• **EXERCISE AIM**: Print the entries in full, word for word, but not the pictures.

• **RECORDS**:

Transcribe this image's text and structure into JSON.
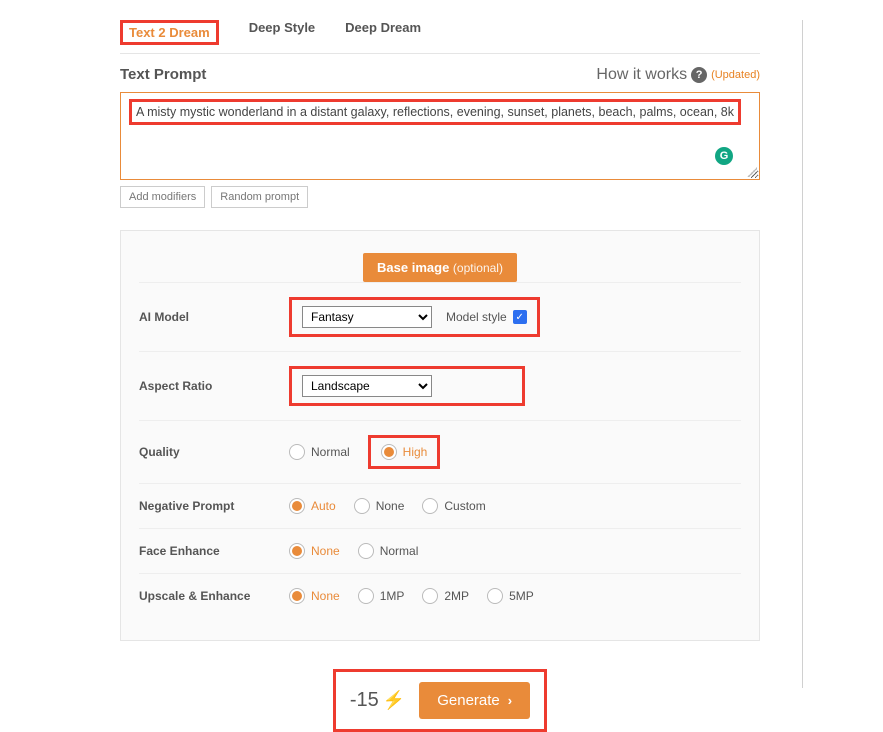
{
  "tabs": {
    "items": [
      {
        "label": "Text 2 Dream",
        "active": true
      },
      {
        "label": "Deep Style",
        "active": false
      },
      {
        "label": "Deep Dream",
        "active": false
      }
    ]
  },
  "prompt": {
    "heading": "Text Prompt",
    "how_label": "How it works",
    "updated_label": "(Updated)",
    "text": "A misty mystic wonderland in a distant galaxy, reflections, evening, sunset, planets, beach, palms, ocean, 8k",
    "add_modifiers_label": "Add modifiers",
    "random_label": "Random prompt"
  },
  "panel": {
    "base_image_label": "Base image",
    "base_image_optional": "(optional)",
    "rows": {
      "ai_model": {
        "label": "AI Model",
        "selected": "Fantasy",
        "model_style_label": "Model style",
        "model_style_checked": true
      },
      "aspect_ratio": {
        "label": "Aspect Ratio",
        "selected": "Landscape"
      },
      "quality": {
        "label": "Quality",
        "options": [
          "Normal",
          "High"
        ],
        "selected": "High"
      },
      "negative": {
        "label": "Negative Prompt",
        "options": [
          "Auto",
          "None",
          "Custom"
        ],
        "selected": "Auto"
      },
      "face": {
        "label": "Face Enhance",
        "options": [
          "None",
          "Normal"
        ],
        "selected": "None"
      },
      "upscale": {
        "label": "Upscale & Enhance",
        "options": [
          "None",
          "1MP",
          "2MP",
          "5MP"
        ],
        "selected": "None"
      }
    }
  },
  "generate": {
    "cost": "-15",
    "button_label": "Generate"
  },
  "colors": {
    "accent": "#e98b3a",
    "highlight": "#ee3b2f"
  }
}
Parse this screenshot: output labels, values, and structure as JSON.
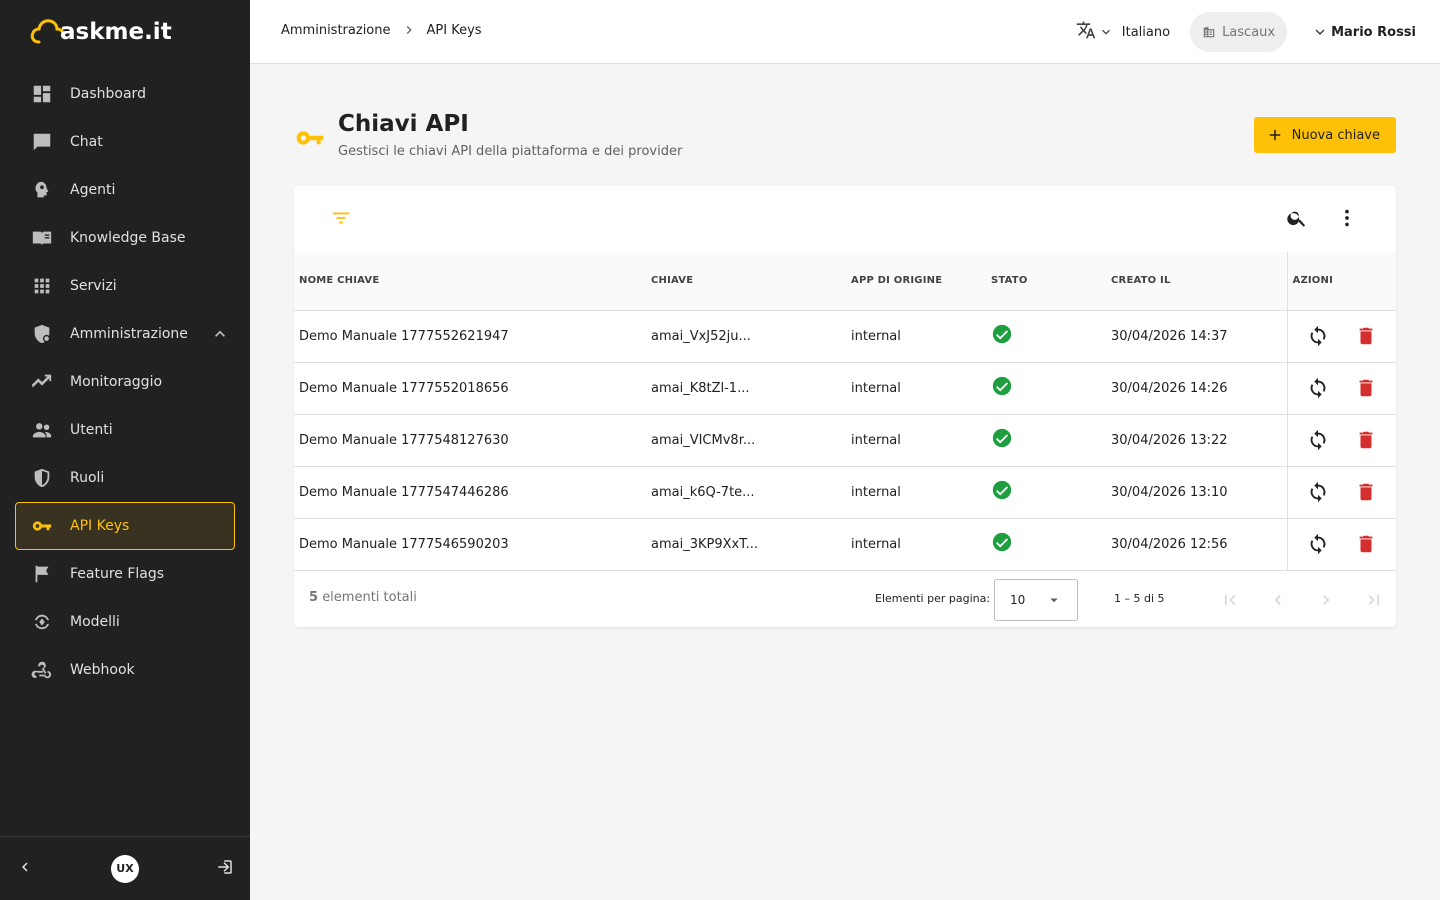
{
  "brand": {
    "name": "askme.it",
    "accent": "#ffc107"
  },
  "sidebar": {
    "items": [
      {
        "label": "Dashboard",
        "icon": "dashboard-icon"
      },
      {
        "label": "Chat",
        "icon": "chat-icon"
      },
      {
        "label": "Agenti",
        "icon": "agent-icon"
      },
      {
        "label": "Knowledge Base",
        "icon": "book-icon"
      },
      {
        "label": "Servizi",
        "icon": "grid-icon"
      },
      {
        "label": "Amministrazione",
        "icon": "admin-shield-icon",
        "expanded": true
      },
      {
        "label": "Monitoraggio",
        "icon": "trend-icon"
      },
      {
        "label": "Utenti",
        "icon": "users-icon"
      },
      {
        "label": "Ruoli",
        "icon": "shield-icon"
      },
      {
        "label": "API Keys",
        "icon": "key-icon",
        "active": true
      },
      {
        "label": "Feature Flags",
        "icon": "flag-icon"
      },
      {
        "label": "Modelli",
        "icon": "model-icon"
      },
      {
        "label": "Webhook",
        "icon": "webhook-icon"
      }
    ],
    "footer": {
      "badge": "UX"
    }
  },
  "header": {
    "breadcrumb": [
      "Amministrazione",
      "API Keys"
    ],
    "language": "Italiano",
    "tenant": "Lascaux",
    "user": "Mario Rossi"
  },
  "page": {
    "title": "Chiavi API",
    "subtitle": "Gestisci le chiavi API della piattaforma e dei provider",
    "new_button": "Nuova chiave"
  },
  "table": {
    "columns": [
      "NOME CHIAVE",
      "CHIAVE",
      "APP DI ORIGINE",
      "STATO",
      "CREATO IL",
      "AZIONI"
    ],
    "rows": [
      {
        "name": "Demo Manuale 1777552621947",
        "key": "amai_VxJ52ju...",
        "app": "internal",
        "status": "active",
        "created": "30/04/2026 14:37"
      },
      {
        "name": "Demo Manuale 1777552018656",
        "key": "amai_K8tZl-1...",
        "app": "internal",
        "status": "active",
        "created": "30/04/2026 14:26"
      },
      {
        "name": "Demo Manuale 1777548127630",
        "key": "amai_VICMv8r...",
        "app": "internal",
        "status": "active",
        "created": "30/04/2026 13:22"
      },
      {
        "name": "Demo Manuale 1777547446286",
        "key": "amai_k6Q-7te...",
        "app": "internal",
        "status": "active",
        "created": "30/04/2026 13:10"
      },
      {
        "name": "Demo Manuale 1777546590203",
        "key": "amai_3KP9XxT...",
        "app": "internal",
        "status": "active",
        "created": "30/04/2026 12:56"
      }
    ]
  },
  "footer": {
    "total_count": "5",
    "total_label": "elementi totali",
    "per_page_label": "Elementi per pagina:",
    "per_page_value": "10",
    "range": "1 – 5 di 5"
  },
  "colors": {
    "status_ok": "#1e9e3e",
    "delete": "#d32f2f",
    "sidebar_bg": "#212121"
  }
}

• **EXERCISE ANSWER**:
Transcribe this image's text and structure into JSON.
{
  "tabs": {
    "items": [
      {
        "label": "Text 2 Dream",
        "active": true
      },
      {
        "label": "Deep Style",
        "active": false
      },
      {
        "label": "Deep Dream",
        "active": false
      }
    ]
  },
  "prompt": {
    "heading": "Text Prompt",
    "how_label": "How it works",
    "updated_label": "(Updated)",
    "text": "A misty mystic wonderland in a distant galaxy, reflections, evening, sunset, planets, beach, palms, ocean, 8k",
    "add_modifiers_label": "Add modifiers",
    "random_label": "Random prompt"
  },
  "panel": {
    "base_image_label": "Base image",
    "base_image_optional": "(optional)",
    "rows": {
      "ai_model": {
        "label": "AI Model",
        "selected": "Fantasy",
        "model_style_label": "Model style",
        "model_style_checked": true
      },
      "aspect_ratio": {
        "label": "Aspect Ratio",
        "selected": "Landscape"
      },
      "quality": {
        "label": "Quality",
        "options": [
          "Normal",
          "High"
        ],
        "selected": "High"
      },
      "negative": {
        "label": "Negative Prompt",
        "options": [
          "Auto",
          "None",
          "Custom"
        ],
        "selected": "Auto"
      },
      "face": {
        "label": "Face Enhance",
        "options": [
          "None",
          "Normal"
        ],
        "selected": "None"
      },
      "upscale": {
        "label": "Upscale & Enhance",
        "options": [
          "None",
          "1MP",
          "2MP",
          "5MP"
        ],
        "selected": "None"
      }
    }
  },
  "generate": {
    "cost": "-15",
    "button_label": "Generate"
  },
  "colors": {
    "accent": "#e98b3a",
    "highlight": "#ee3b2f"
  }
}
Parse this screenshot: output labels, values, and structure as JSON.
{
  "brand": {
    "name": "askme.it",
    "accent": "#ffc107"
  },
  "sidebar": {
    "items": [
      {
        "label": "Dashboard",
        "icon": "dashboard-icon"
      },
      {
        "label": "Chat",
        "icon": "chat-icon"
      },
      {
        "label": "Agenti",
        "icon": "agent-icon"
      },
      {
        "label": "Knowledge Base",
        "icon": "book-icon"
      },
      {
        "label": "Servizi",
        "icon": "grid-icon"
      },
      {
        "label": "Amministrazione",
        "icon": "admin-shield-icon",
        "expanded": true
      },
      {
        "label": "Monitoraggio",
        "icon": "trend-icon"
      },
      {
        "label": "Utenti",
        "icon": "users-icon"
      },
      {
        "label": "Ruoli",
        "icon": "shield-icon"
      },
      {
        "label": "API Keys",
        "icon": "key-icon",
        "active": true
      },
      {
        "label": "Feature Flags",
        "icon": "flag-icon"
      },
      {
        "label": "Modelli",
        "icon": "model-icon"
      },
      {
        "label": "Webhook",
        "icon": "webhook-icon"
      }
    ],
    "footer": {
      "badge": "UX"
    }
  },
  "header": {
    "breadcrumb": [
      "Amministrazione",
      "API Keys"
    ],
    "language": "Italiano",
    "tenant": "Lascaux",
    "user": "Mario Rossi"
  },
  "page": {
    "title": "Chiavi API",
    "subtitle": "Gestisci le chiavi API della piattaforma e dei provider",
    "new_button": "Nuova chiave"
  },
  "table": {
    "columns": [
      "NOME CHIAVE",
      "CHIAVE",
      "APP DI ORIGINE",
      "STATO",
      "CREATO IL",
      "AZIONI"
    ],
    "rows": [
      {
        "name": "Demo Manuale 1777552621947",
        "key": "amai_VxJ52ju...",
        "app": "internal",
        "status": "active",
        "created": "30/04/2026 14:37"
      },
      {
        "name": "Demo Manuale 1777552018656",
        "key": "amai_K8tZl-1...",
        "app": "internal",
        "status": "active",
        "created": "30/04/2026 14:26"
      },
      {
        "name": "Demo Manuale 1777548127630",
        "key": "amai_VICMv8r...",
        "app": "internal",
        "status": "active",
        "created": "30/04/2026 13:22"
      },
      {
        "name": "Demo Manuale 1777547446286",
        "key": "amai_k6Q-7te...",
        "app": "internal",
        "status": "active",
        "created": "30/04/2026 13:10"
      },
      {
        "name": "Demo Manuale 1777546590203",
        "key": "amai_3KP9XxT...",
        "app": "internal",
        "status": "active",
        "created": "30/04/2026 12:56"
      }
    ]
  },
  "footer": {
    "total_count": "5",
    "total_label": "elementi totali",
    "per_page_label": "Elementi per pagina:",
    "per_page_value": "10",
    "range": "1 – 5 di 5"
  },
  "colors": {
    "status_ok": "#1e9e3e",
    "delete": "#d32f2f",
    "sidebar_bg": "#212121"
  }
}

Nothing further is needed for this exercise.